PROBLEM TO SOLVE:
Where a line contains the string "both", copy that line.

— start of DATA FOR THIS EXERCISE —

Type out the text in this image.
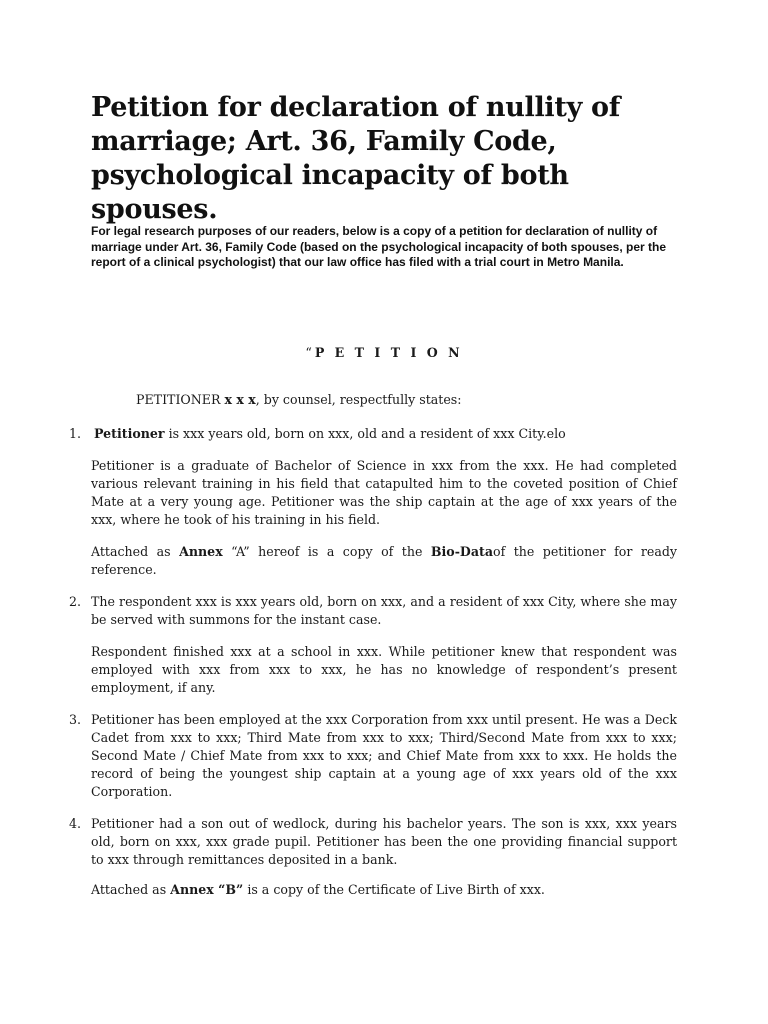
Petition for declaration of nullity of marriage; Art. 36, Family Code, psychological incapacity of both spouses.

For legal research purposes of our readers, below is a copy of a petition for declaration of nullity of marriage under Art. 36, Family Code (based on the psychological incapacity of both spouses, per the report of a clinical psychologist) that our law office has filed with a trial court in Metro Manila.

“P E T I T I O N
PETITIONER x x x, by counsel, respectfully states:
1. Petitioner is xxx years old, born on xxx, old and a resident of xxx City.elo

Petitioner is a graduate of Bachelor of Science in xxx from the xxx. He had completed various relevant training in his field that catapulted him to the coveted position of Chief Mate at a very young age. Petitioner was the ship captain at the age of xxx years of the xxx, where he took of his training in his field.

Attached as Annex “A” hereof is a copy of the Bio-Dataof the petitioner for ready reference.

2. The respondent xxx is xxx years old, born on xxx, and a resident of xxx City, where she may be served with summons for the instant case.

Respondent finished xxx at a school in xxx. While petitioner knew that respondent was employed with xxx from xxx to xxx, he has no knowledge of respondent’s present employment, if any.

3. Petitioner has been employed at the xxx Corporation from xxx until present. He was a Deck Cadet from xxx to xxx; Third Mate from xxx to xxx; Third/Second Mate from xxx to xxx; Second Mate / Chief Mate from xxx to xxx; and Chief Mate from xxx to xxx. He holds the record of being the youngest ship captain at a young age of xxx years old of the xxx Corporation.

4. Petitioner had a son out of wedlock, during his bachelor years. The son is xxx, xxx years old, born on xxx, xxx grade pupil. Petitioner has been the one providing financial support to xxx through remittances deposited in a bank.

Attached as Annex “B” is a copy of the Certificate of Live Birth of xxx.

— end of DATA FOR THIS EXERCISE —

ANSWER TO THIS PROBLEM:
Petition for declaration of nullity of marriage; Art. 36, Family Code, psychological incapacity of both spouses.
For legal research purposes of our readers, below is a copy of a petition for declaration of nullity of marriage under Art. 36, Family Code (based on the psychological incapacity of both spouses, per the report of a clinical psychologist) that our law office has filed with a trial court in Metro Manila.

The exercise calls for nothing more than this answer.